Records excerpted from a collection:
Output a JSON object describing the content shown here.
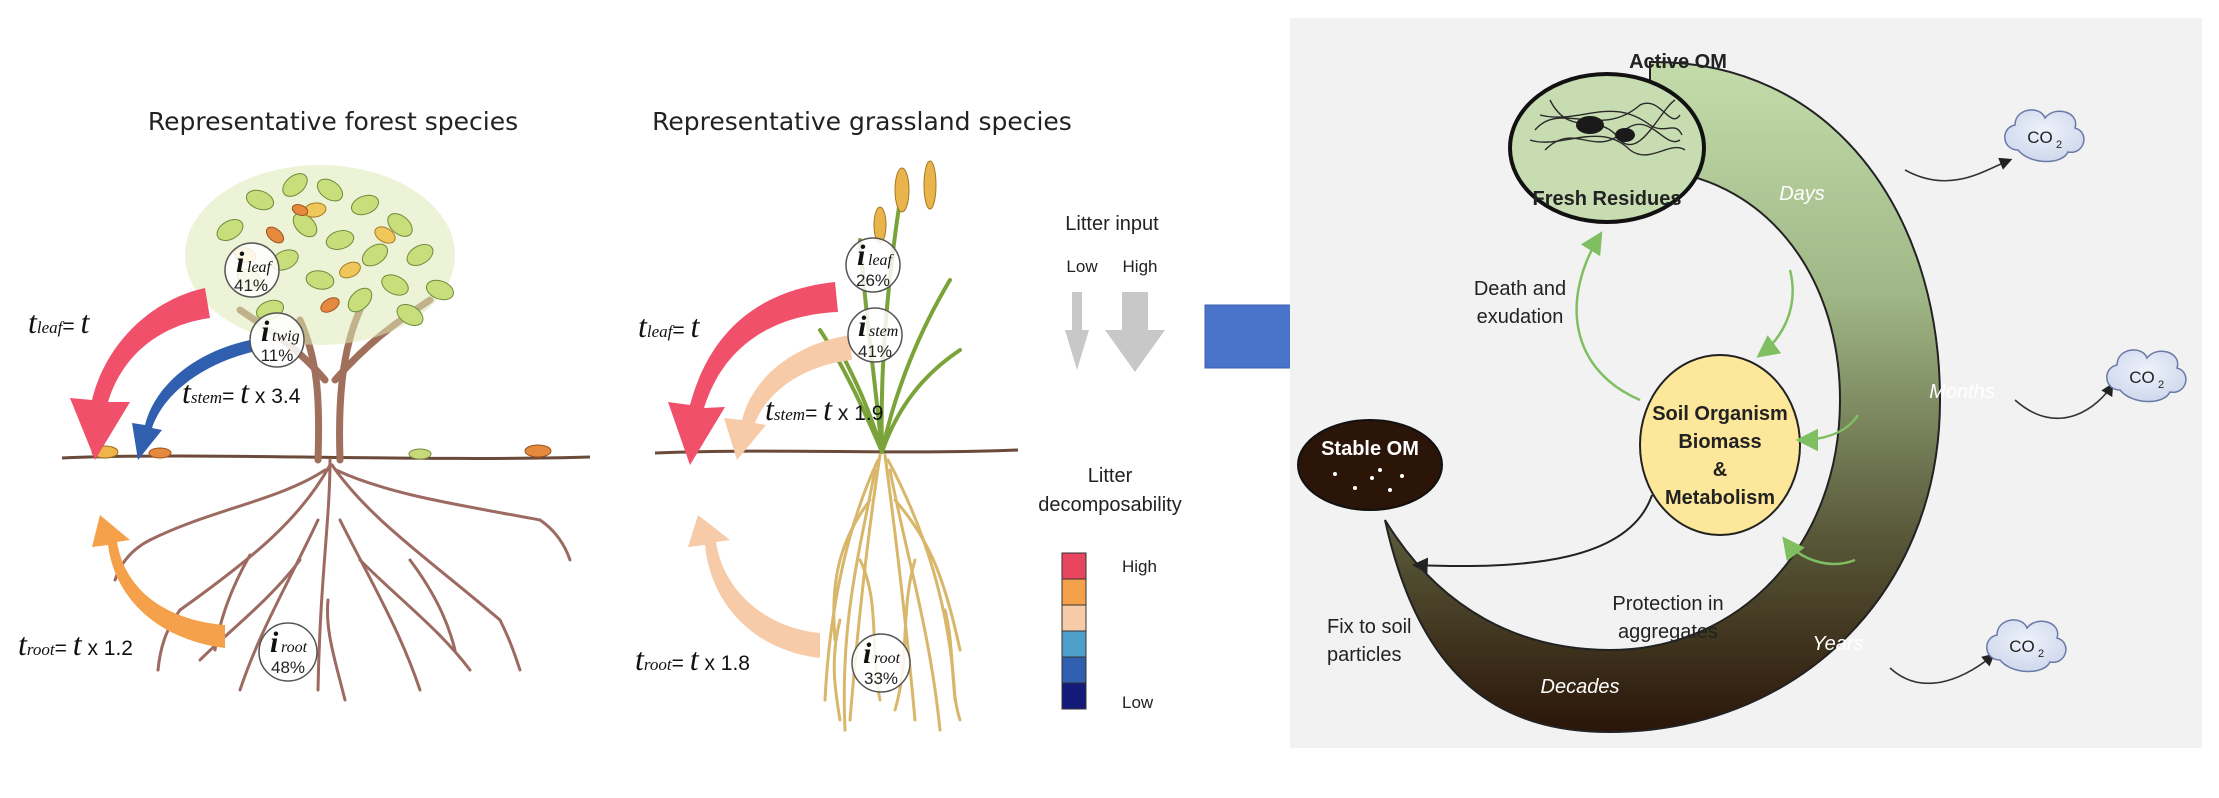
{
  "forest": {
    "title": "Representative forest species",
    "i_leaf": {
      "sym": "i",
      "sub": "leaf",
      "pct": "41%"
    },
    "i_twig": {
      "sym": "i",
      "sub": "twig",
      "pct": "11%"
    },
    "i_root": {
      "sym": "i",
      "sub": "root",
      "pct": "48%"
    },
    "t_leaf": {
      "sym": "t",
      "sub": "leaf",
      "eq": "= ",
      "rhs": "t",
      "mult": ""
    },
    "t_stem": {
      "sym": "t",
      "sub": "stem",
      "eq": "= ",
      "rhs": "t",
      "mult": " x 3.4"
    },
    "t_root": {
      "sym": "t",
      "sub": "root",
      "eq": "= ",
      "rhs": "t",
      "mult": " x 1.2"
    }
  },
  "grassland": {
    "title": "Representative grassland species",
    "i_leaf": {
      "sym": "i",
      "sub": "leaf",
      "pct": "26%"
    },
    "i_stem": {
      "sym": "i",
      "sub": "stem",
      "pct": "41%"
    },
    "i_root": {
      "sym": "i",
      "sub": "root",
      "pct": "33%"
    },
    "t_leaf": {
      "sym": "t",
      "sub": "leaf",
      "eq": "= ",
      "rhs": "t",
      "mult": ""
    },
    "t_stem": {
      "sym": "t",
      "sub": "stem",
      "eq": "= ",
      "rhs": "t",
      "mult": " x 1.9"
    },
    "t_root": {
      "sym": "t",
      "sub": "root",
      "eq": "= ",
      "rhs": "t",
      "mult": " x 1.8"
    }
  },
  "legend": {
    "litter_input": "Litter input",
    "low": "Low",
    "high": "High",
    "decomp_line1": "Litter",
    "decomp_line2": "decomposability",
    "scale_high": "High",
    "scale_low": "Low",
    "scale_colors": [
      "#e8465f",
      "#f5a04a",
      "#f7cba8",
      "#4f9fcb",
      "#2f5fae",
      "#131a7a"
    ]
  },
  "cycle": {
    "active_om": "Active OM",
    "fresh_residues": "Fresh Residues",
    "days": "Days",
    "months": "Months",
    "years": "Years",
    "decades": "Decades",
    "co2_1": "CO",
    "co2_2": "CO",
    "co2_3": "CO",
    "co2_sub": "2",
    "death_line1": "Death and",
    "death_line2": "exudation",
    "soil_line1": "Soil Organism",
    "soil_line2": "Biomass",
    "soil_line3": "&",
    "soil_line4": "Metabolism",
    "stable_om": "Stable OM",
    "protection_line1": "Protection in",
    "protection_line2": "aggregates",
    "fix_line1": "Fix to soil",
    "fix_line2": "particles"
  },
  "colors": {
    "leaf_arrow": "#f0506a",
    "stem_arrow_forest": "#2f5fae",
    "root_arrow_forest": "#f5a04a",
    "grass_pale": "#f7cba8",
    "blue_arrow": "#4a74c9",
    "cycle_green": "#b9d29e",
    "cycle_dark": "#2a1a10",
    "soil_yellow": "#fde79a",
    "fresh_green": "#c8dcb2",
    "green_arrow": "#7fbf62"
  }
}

▸ **Stated problem**
Give an exact reproduction of every line, leaving out any picture.

▸ **Complete response**
Output a JSON object describing the content shown here.
{
  "forest": {
    "title": "Representative forest species",
    "i_leaf": {
      "sym": "i",
      "sub": "leaf",
      "pct": "41%"
    },
    "i_twig": {
      "sym": "i",
      "sub": "twig",
      "pct": "11%"
    },
    "i_root": {
      "sym": "i",
      "sub": "root",
      "pct": "48%"
    },
    "t_leaf": {
      "sym": "t",
      "sub": "leaf",
      "eq": "= ",
      "rhs": "t",
      "mult": ""
    },
    "t_stem": {
      "sym": "t",
      "sub": "stem",
      "eq": "= ",
      "rhs": "t",
      "mult": " x 3.4"
    },
    "t_root": {
      "sym": "t",
      "sub": "root",
      "eq": "= ",
      "rhs": "t",
      "mult": " x 1.2"
    }
  },
  "grassland": {
    "title": "Representative grassland species",
    "i_leaf": {
      "sym": "i",
      "sub": "leaf",
      "pct": "26%"
    },
    "i_stem": {
      "sym": "i",
      "sub": "stem",
      "pct": "41%"
    },
    "i_root": {
      "sym": "i",
      "sub": "root",
      "pct": "33%"
    },
    "t_leaf": {
      "sym": "t",
      "sub": "leaf",
      "eq": "= ",
      "rhs": "t",
      "mult": ""
    },
    "t_stem": {
      "sym": "t",
      "sub": "stem",
      "eq": "= ",
      "rhs": "t",
      "mult": " x 1.9"
    },
    "t_root": {
      "sym": "t",
      "sub": "root",
      "eq": "= ",
      "rhs": "t",
      "mult": " x 1.8"
    }
  },
  "legend": {
    "litter_input": "Litter input",
    "low": "Low",
    "high": "High",
    "decomp_line1": "Litter",
    "decomp_line2": "decomposability",
    "scale_high": "High",
    "scale_low": "Low",
    "scale_colors": [
      "#e8465f",
      "#f5a04a",
      "#f7cba8",
      "#4f9fcb",
      "#2f5fae",
      "#131a7a"
    ]
  },
  "cycle": {
    "active_om": "Active OM",
    "fresh_residues": "Fresh Residues",
    "days": "Days",
    "months": "Months",
    "years": "Years",
    "decades": "Decades",
    "co2_1": "CO",
    "co2_2": "CO",
    "co2_3": "CO",
    "co2_sub": "2",
    "death_line1": "Death and",
    "death_line2": "exudation",
    "soil_line1": "Soil Organism",
    "soil_line2": "Biomass",
    "soil_line3": "&",
    "soil_line4": "Metabolism",
    "stable_om": "Stable OM",
    "protection_line1": "Protection in",
    "protection_line2": "aggregates",
    "fix_line1": "Fix to soil",
    "fix_line2": "particles"
  },
  "colors": {
    "leaf_arrow": "#f0506a",
    "stem_arrow_forest": "#2f5fae",
    "root_arrow_forest": "#f5a04a",
    "grass_pale": "#f7cba8",
    "blue_arrow": "#4a74c9",
    "cycle_green": "#b9d29e",
    "cycle_dark": "#2a1a10",
    "soil_yellow": "#fde79a",
    "fresh_green": "#c8dcb2",
    "green_arrow": "#7fbf62"
  }
}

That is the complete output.